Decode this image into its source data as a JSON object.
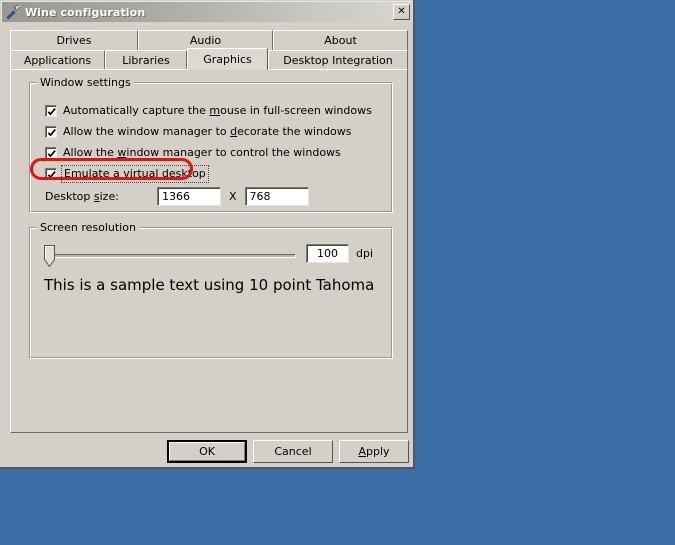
{
  "window": {
    "title": "Wine configuration",
    "icon": "wine-config-icon",
    "close_label": "✕"
  },
  "tabs": {
    "row_top": [
      {
        "label": "Drives",
        "selected": false
      },
      {
        "label": "Audio",
        "selected": false
      },
      {
        "label": "About",
        "selected": false
      }
    ],
    "row_bottom": [
      {
        "label": "Applications",
        "selected": false
      },
      {
        "label": "Libraries",
        "selected": false
      },
      {
        "label": "Graphics",
        "selected": true
      },
      {
        "label": "Desktop Integration",
        "selected": false
      }
    ]
  },
  "window_settings": {
    "group_title": "Window settings",
    "checkboxes": [
      {
        "label_before": "Automatically capture the ",
        "accel": "m",
        "label_after": "ouse in full-screen windows",
        "checked": true,
        "focused": false
      },
      {
        "label_before": "Allow the window manager to ",
        "accel": "d",
        "label_after": "ecorate the windows",
        "checked": true,
        "focused": false
      },
      {
        "label_before": "Allow the ",
        "accel": "w",
        "label_after": "indow manager to control the windows",
        "checked": true,
        "focused": false
      },
      {
        "label_before": "",
        "accel": "E",
        "label_after": "mulate a virtual desktop",
        "checked": true,
        "focused": true
      }
    ],
    "desktop_size": {
      "label_before": "Desktop ",
      "label_accel": "s",
      "label_after": "ize:",
      "width": "1366",
      "separator": "X",
      "height": "768"
    }
  },
  "screen_resolution": {
    "group_title": "Screen resolution",
    "dpi_value": "100",
    "dpi_unit": "dpi",
    "slider_position_percent": 0,
    "sample_text": "This is a sample text using 10 point Tahoma"
  },
  "buttons": {
    "ok": "OK",
    "cancel": "Cancel",
    "apply_before": "",
    "apply_accel": "A",
    "apply_after": "pply"
  },
  "annotation": {
    "type": "red-rounded-rect-highlight",
    "target": "Emulate a virtual desktop",
    "color": "#e8120f"
  },
  "colors": {
    "desktop_background": "#3b6ea5",
    "dialog_face": "#d4d0c8",
    "annotation_red": "#e8120f"
  }
}
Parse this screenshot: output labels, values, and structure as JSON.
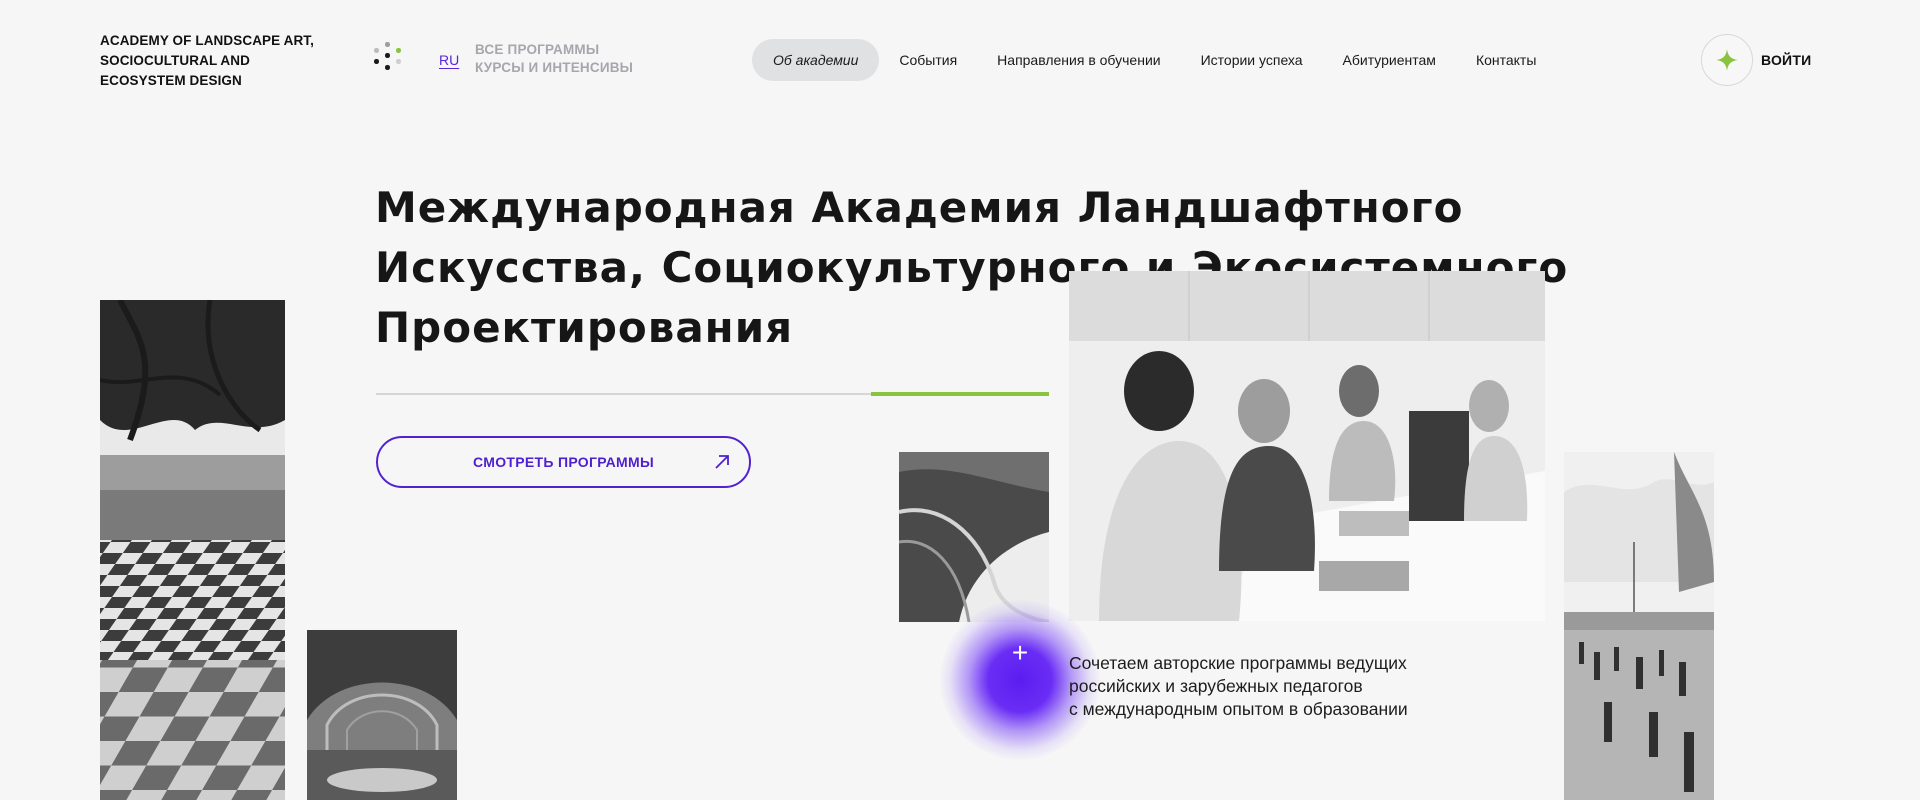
{
  "brand": {
    "lines": [
      "ACADEMY OF LANDSCAPE ART,",
      "SOCIOCULTURAL AND",
      "ECOSYSTEM DESIGN"
    ]
  },
  "header": {
    "lang": "RU",
    "programs_lines": [
      "ВСЕ ПРОГРАММЫ",
      "КУРСЫ И ИНТЕНСИВЫ"
    ],
    "nav": [
      {
        "label": "Об академии",
        "active": true
      },
      {
        "label": "События",
        "active": false
      },
      {
        "label": "Направления в обучении",
        "active": false
      },
      {
        "label": "Истории успеха",
        "active": false
      },
      {
        "label": "Абитуриентам",
        "active": false
      },
      {
        "label": "Контакты",
        "active": false
      }
    ],
    "login_label": "ВОЙТИ"
  },
  "hero": {
    "headline_lines": [
      "Международная Академия Ландшафтного",
      "Искусства, Социокультурного и Экосистемного",
      "Проектирования"
    ],
    "cta_label": "СМОТРЕТЬ ПРОГРАММЫ",
    "plus_label": "+",
    "description_lines": [
      "Сочетаем авторские программы ведущих",
      "российских и зарубежных педагогов",
      "с международным опытом в образовании"
    ]
  },
  "colors": {
    "accent": "#5222d0",
    "green": "#8ac43f",
    "background": "#f6f6f6",
    "nav_active_bg": "#e0e1e3"
  },
  "icons": {
    "logo": "dots-grid-icon",
    "login": "sparkle-star-icon",
    "cta": "arrow-up-right-icon"
  }
}
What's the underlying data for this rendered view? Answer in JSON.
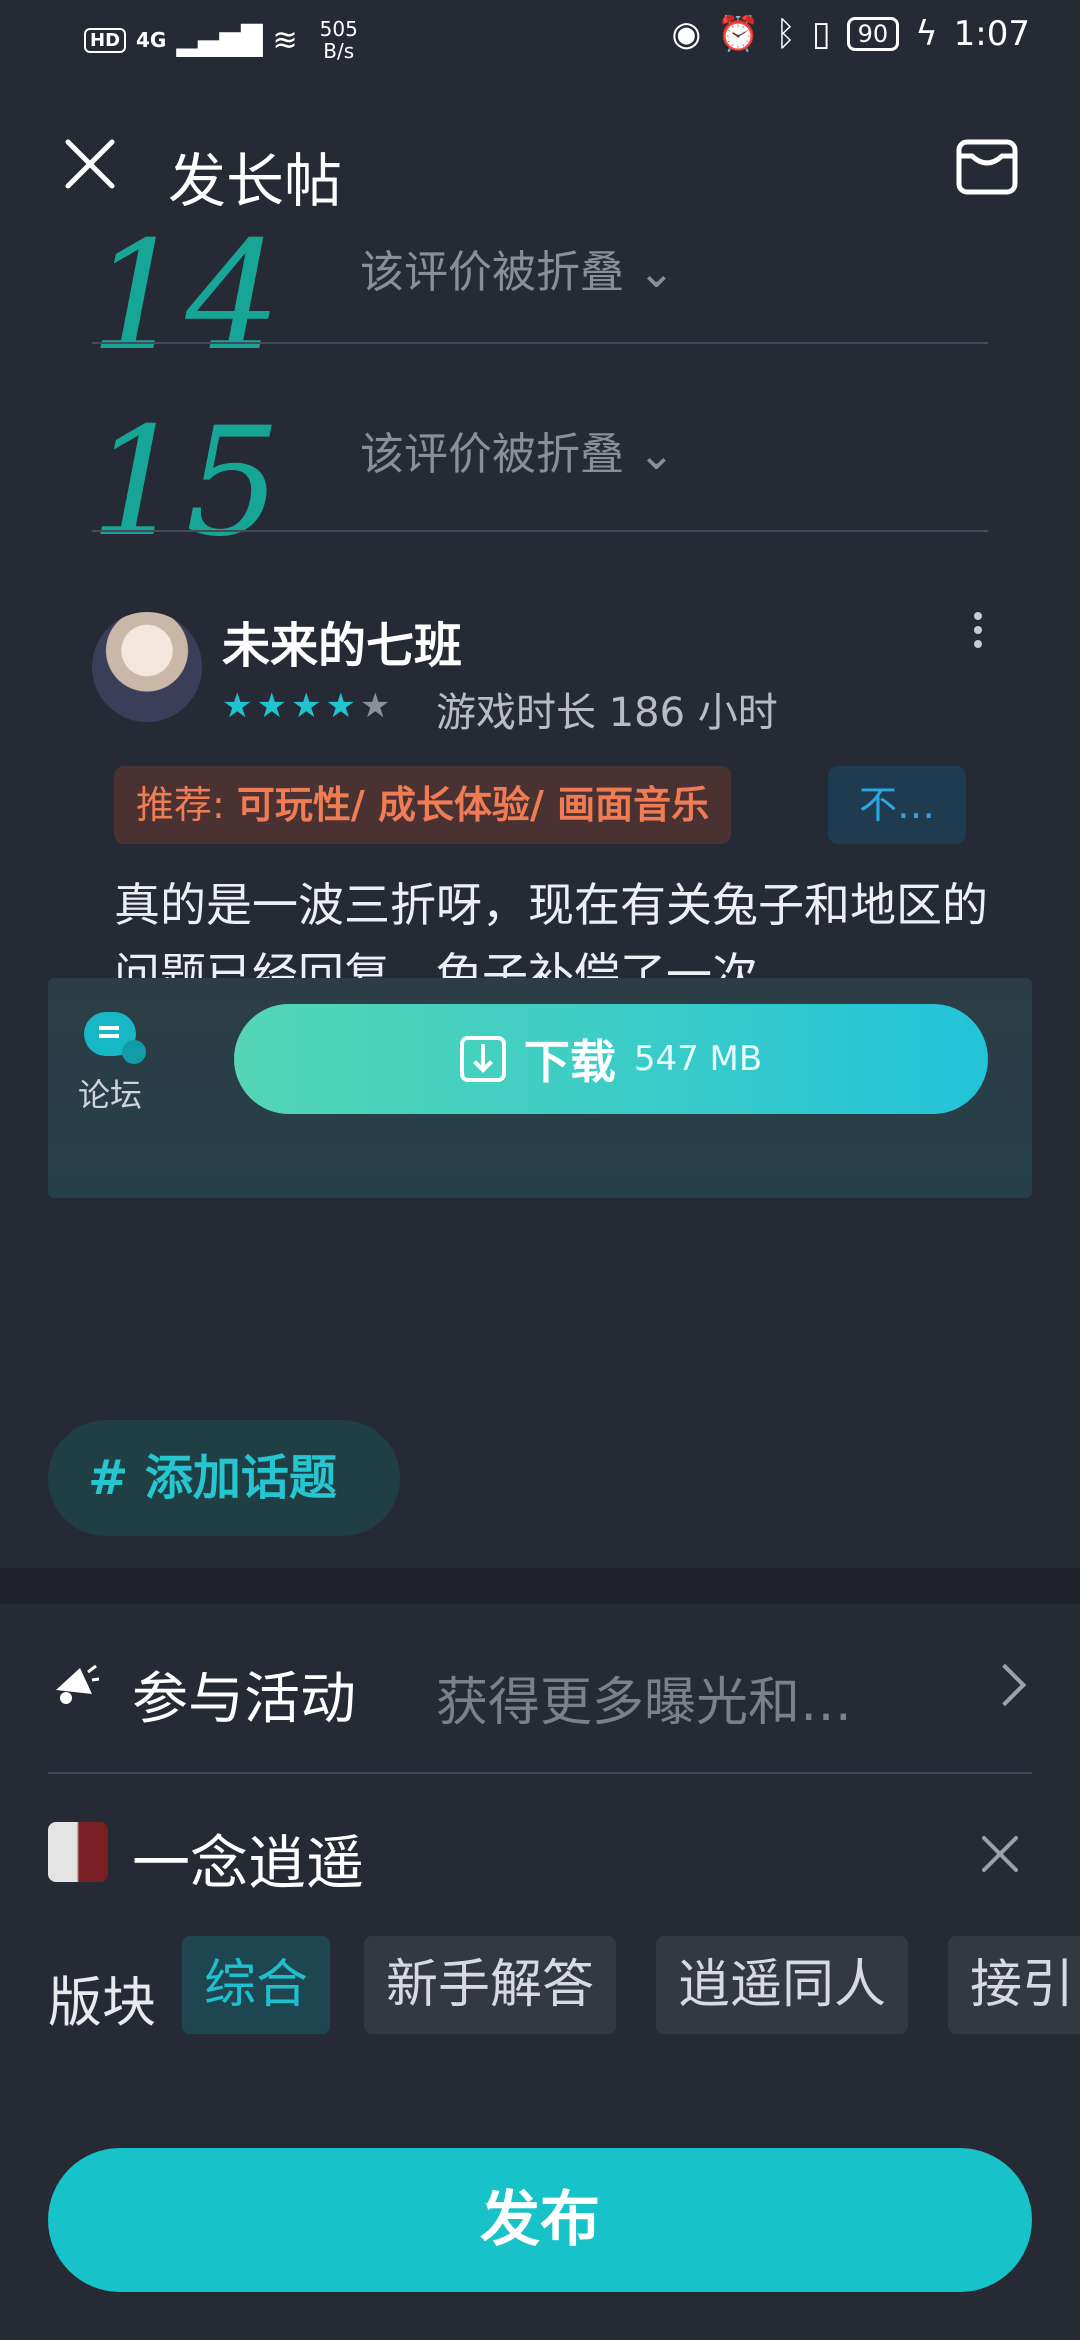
{
  "status_bar": {
    "hd": "HD",
    "net": "4G",
    "speed_value": "505",
    "speed_unit": "B/s",
    "battery": "90",
    "time": "1:07"
  },
  "header": {
    "title": "发长帖"
  },
  "folded_reviews": [
    {
      "handwritten_index": "14",
      "label": "该评价被折叠 ⌄"
    },
    {
      "handwritten_index": "15",
      "label": "该评价被折叠 ⌄"
    }
  ],
  "review": {
    "username": "未来的七班",
    "rating": 4,
    "max_rating": 5,
    "playtime": "游戏时长 186 小时",
    "tag_prefix": "推荐:",
    "tag_items": "可玩性/ 成长体验/ 画面音乐",
    "tag_negative": "不…",
    "text": "真的是一波三折呀，现在有关兔子和地区的问题已经回复，兔子补偿了一次"
  },
  "download_bar": {
    "forum_label": "论坛",
    "download_label": "下载",
    "size": "547 MB"
  },
  "topic": {
    "label": "# 添加话题"
  },
  "activity": {
    "title": "参与活动",
    "subtitle": "获得更多曝光和…"
  },
  "game": {
    "name": "一念逍遥"
  },
  "board": {
    "label": "版块",
    "chips": [
      "综合",
      "新手解答",
      "逍遥同人",
      "接引"
    ],
    "active_index": 0
  },
  "publish": {
    "label": "发布"
  },
  "colors": {
    "background": "#262a35",
    "accent": "#17c2c9",
    "tag_orange": "#ef7c55",
    "handwriting": "#17a596"
  }
}
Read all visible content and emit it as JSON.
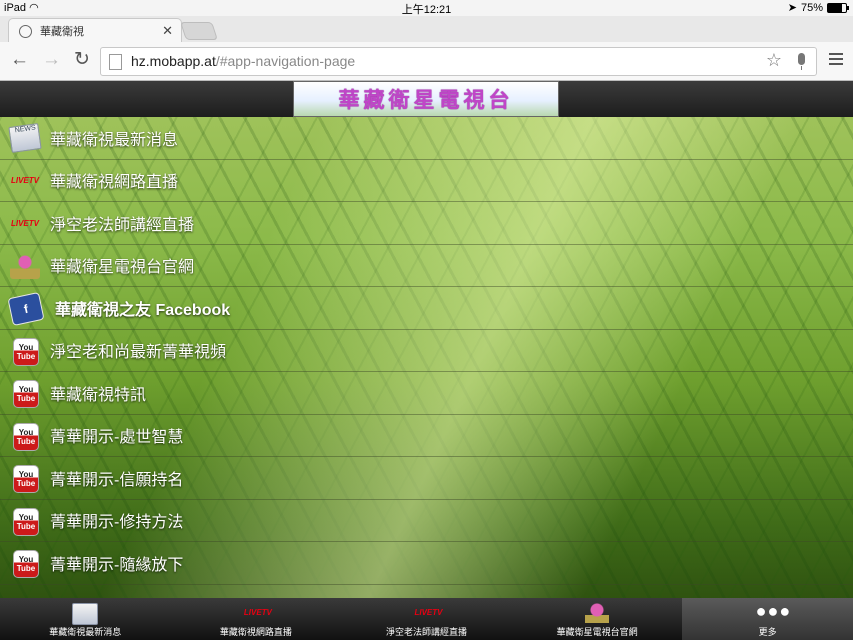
{
  "status_bar": {
    "device": "iPad",
    "time": "上午12:21",
    "battery": "75%",
    "battery_level": 0.75
  },
  "browser": {
    "tab_title": "華藏衛視",
    "url_host": "hz.mobapp.at",
    "url_path": "/#app-navigation-page"
  },
  "app": {
    "banner_text": "華藏衛星電視台",
    "menu_items": [
      {
        "label": "華藏衛視最新消息",
        "icon": "news-icon"
      },
      {
        "label": "華藏衛視網路直播",
        "icon": "live-tv-icon"
      },
      {
        "label": "淨空老法師講經直播",
        "icon": "live-tv-icon"
      },
      {
        "label": "華藏衛星電視台官網",
        "icon": "lotus-logo-icon"
      },
      {
        "label": "華藏衛視之友 Facebook",
        "icon": "facebook-icon"
      },
      {
        "label": "淨空老和尚最新菁華視頻",
        "icon": "youtube-icon"
      },
      {
        "label": "華藏衛視特訊",
        "icon": "youtube-icon"
      },
      {
        "label": "菁華開示-處世智慧",
        "icon": "youtube-icon"
      },
      {
        "label": "菁華開示-信願持名",
        "icon": "youtube-icon"
      },
      {
        "label": "菁華開示-修持方法",
        "icon": "youtube-icon"
      },
      {
        "label": "菁華開示-隨緣放下",
        "icon": "youtube-icon"
      }
    ],
    "tab_bar": [
      {
        "label": "華藏衛視最新消息",
        "icon": "news-icon"
      },
      {
        "label": "華藏衛視網路直播",
        "icon": "live-tv-icon"
      },
      {
        "label": "淨空老法師講經直播",
        "icon": "live-tv-icon"
      },
      {
        "label": "華藏衛星電視台官網",
        "icon": "lotus-logo-icon"
      },
      {
        "label": "更多",
        "icon": "more-icon"
      }
    ],
    "live_badge_text": "LIVETV",
    "youtube_badge": {
      "top": "You",
      "bottom": "Tube"
    },
    "facebook_badge": "f",
    "news_badge": "NEWS"
  },
  "colors": {
    "header_bg": "#2a2a2a",
    "banner_text": "#c045c8",
    "live_red": "#e60012",
    "youtube_red": "#cc1a1a",
    "facebook_blue": "#2b4f9e"
  }
}
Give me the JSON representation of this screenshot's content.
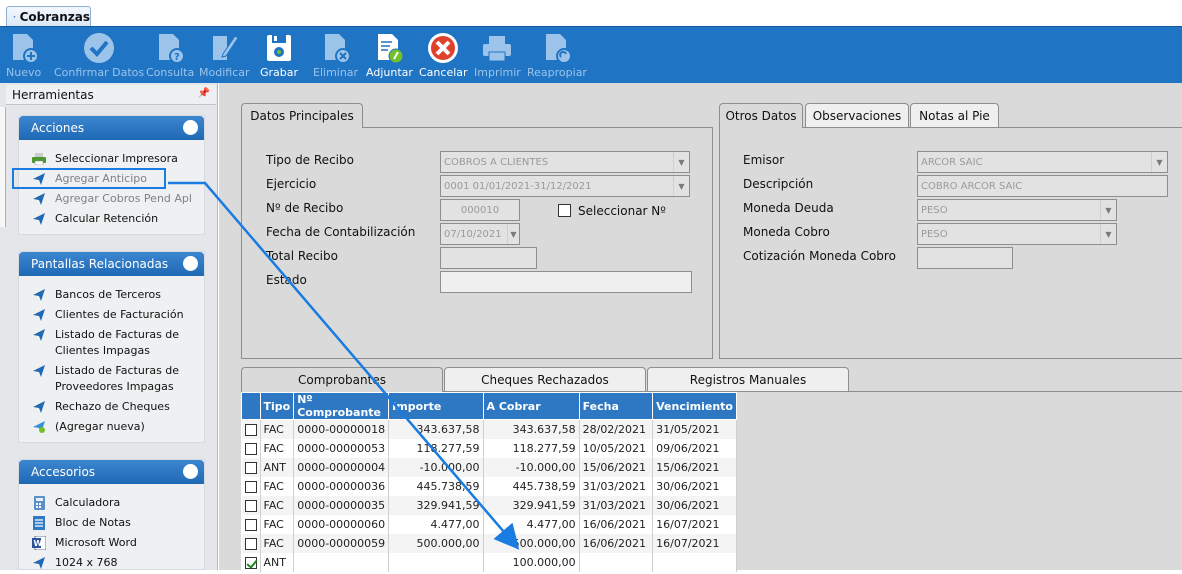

### Exercise requirements
Using the entries above, find all lines with "virtual". Copy them.

### Reply to the exercise
        "label_after": "mulate a virtual desktop",
    "target": "Emulate a virtual desktop",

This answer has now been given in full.